Exercise:
Every line below should be copied exactly; drop the pictures.

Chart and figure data
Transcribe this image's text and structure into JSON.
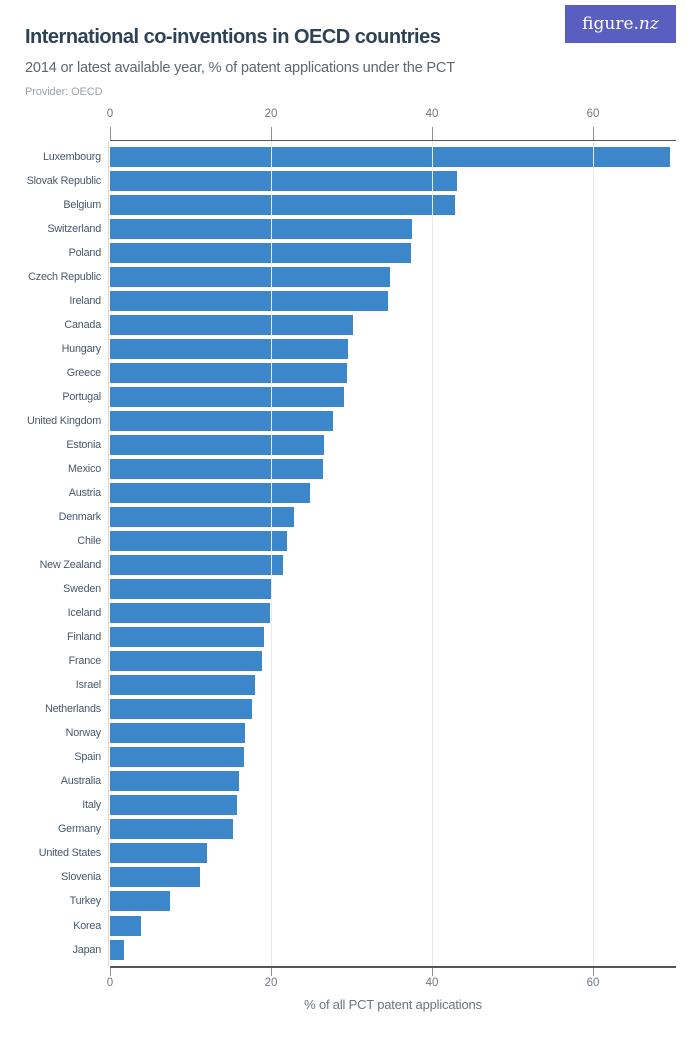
{
  "logo": {
    "text_regular": "figure.",
    "text_italic": "nz"
  },
  "header": {
    "title": "International co-inventions in OECD countries",
    "subtitle": "2014 or latest available year, % of patent applications under the PCT",
    "provider": "Provider: OECD"
  },
  "chart_data": {
    "type": "bar",
    "orientation": "horizontal",
    "title": "International co-inventions in OECD countries",
    "subtitle": "2014 or latest available year, % of patent applications under the PCT",
    "provider": "Provider: OECD",
    "xlabel": "% of all PCT patent applications",
    "xlim": [
      0,
      70.2
    ],
    "xticks": [
      0,
      20,
      40,
      60
    ],
    "grid": "vertical gridlines at 20, 40, 60; top and bottom dark axis lines",
    "legend": "none",
    "categories": [
      "Luxembourg",
      "Slovak Republic",
      "Belgium",
      "Switzerland",
      "Poland",
      "Czech Republic",
      "Ireland",
      "Canada",
      "Hungary",
      "Greece",
      "Portugal",
      "United Kingdom",
      "Estonia",
      "Mexico",
      "Austria",
      "Denmark",
      "Chile",
      "New Zealand",
      "Sweden",
      "Iceland",
      "Finland",
      "France",
      "Israel",
      "Netherlands",
      "Norway",
      "Spain",
      "Australia",
      "Italy",
      "Germany",
      "United States",
      "Slovenia",
      "Turkey",
      "Korea",
      "Japan"
    ],
    "values": [
      69.6,
      43.1,
      42.9,
      37.5,
      37.4,
      34.8,
      34.5,
      30.2,
      29.6,
      29.4,
      29.1,
      27.7,
      26.6,
      26.5,
      24.9,
      22.9,
      22.0,
      21.5,
      20.1,
      19.9,
      19.1,
      18.9,
      18.0,
      17.6,
      16.8,
      16.7,
      16.0,
      15.8,
      15.3,
      12.0,
      11.2,
      7.5,
      3.8,
      1.7
    ]
  },
  "colors": {
    "bar": "#3c87ca",
    "logo_background": "#5a5ec0",
    "title_text": "#2e4257",
    "subtitle_text": "#5d6771",
    "provider_text": "#9ba3ab",
    "country_label_text": "#47586b",
    "axis_line": "#54585c",
    "tick_label_text": "#6e7983",
    "gridline": "#e7e9ec"
  }
}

Response to this task:
Transcribe this image's text and structure into JSON.
{
  "logo": {
    "text_regular": "figure.",
    "text_italic": "nz"
  },
  "header": {
    "title": "International co-inventions in OECD countries",
    "subtitle": "2014 or latest available year, % of patent applications under the PCT",
    "provider": "Provider: OECD"
  },
  "chart_data": {
    "type": "bar",
    "orientation": "horizontal",
    "title": "International co-inventions in OECD countries",
    "subtitle": "2014 or latest available year, % of patent applications under the PCT",
    "provider": "Provider: OECD",
    "xlabel": "% of all PCT patent applications",
    "xlim": [
      0,
      70.2
    ],
    "xticks": [
      0,
      20,
      40,
      60
    ],
    "grid": "vertical gridlines at 20, 40, 60; top and bottom dark axis lines",
    "legend": "none",
    "categories": [
      "Luxembourg",
      "Slovak Republic",
      "Belgium",
      "Switzerland",
      "Poland",
      "Czech Republic",
      "Ireland",
      "Canada",
      "Hungary",
      "Greece",
      "Portugal",
      "United Kingdom",
      "Estonia",
      "Mexico",
      "Austria",
      "Denmark",
      "Chile",
      "New Zealand",
      "Sweden",
      "Iceland",
      "Finland",
      "France",
      "Israel",
      "Netherlands",
      "Norway",
      "Spain",
      "Australia",
      "Italy",
      "Germany",
      "United States",
      "Slovenia",
      "Turkey",
      "Korea",
      "Japan"
    ],
    "values": [
      69.6,
      43.1,
      42.9,
      37.5,
      37.4,
      34.8,
      34.5,
      30.2,
      29.6,
      29.4,
      29.1,
      27.7,
      26.6,
      26.5,
      24.9,
      22.9,
      22.0,
      21.5,
      20.1,
      19.9,
      19.1,
      18.9,
      18.0,
      17.6,
      16.8,
      16.7,
      16.0,
      15.8,
      15.3,
      12.0,
      11.2,
      7.5,
      3.8,
      1.7
    ]
  },
  "colors": {
    "bar": "#3c87ca",
    "logo_background": "#5a5ec0",
    "title_text": "#2e4257",
    "subtitle_text": "#5d6771",
    "provider_text": "#9ba3ab",
    "country_label_text": "#47586b",
    "axis_line": "#54585c",
    "tick_label_text": "#6e7983",
    "gridline": "#e7e9ec"
  }
}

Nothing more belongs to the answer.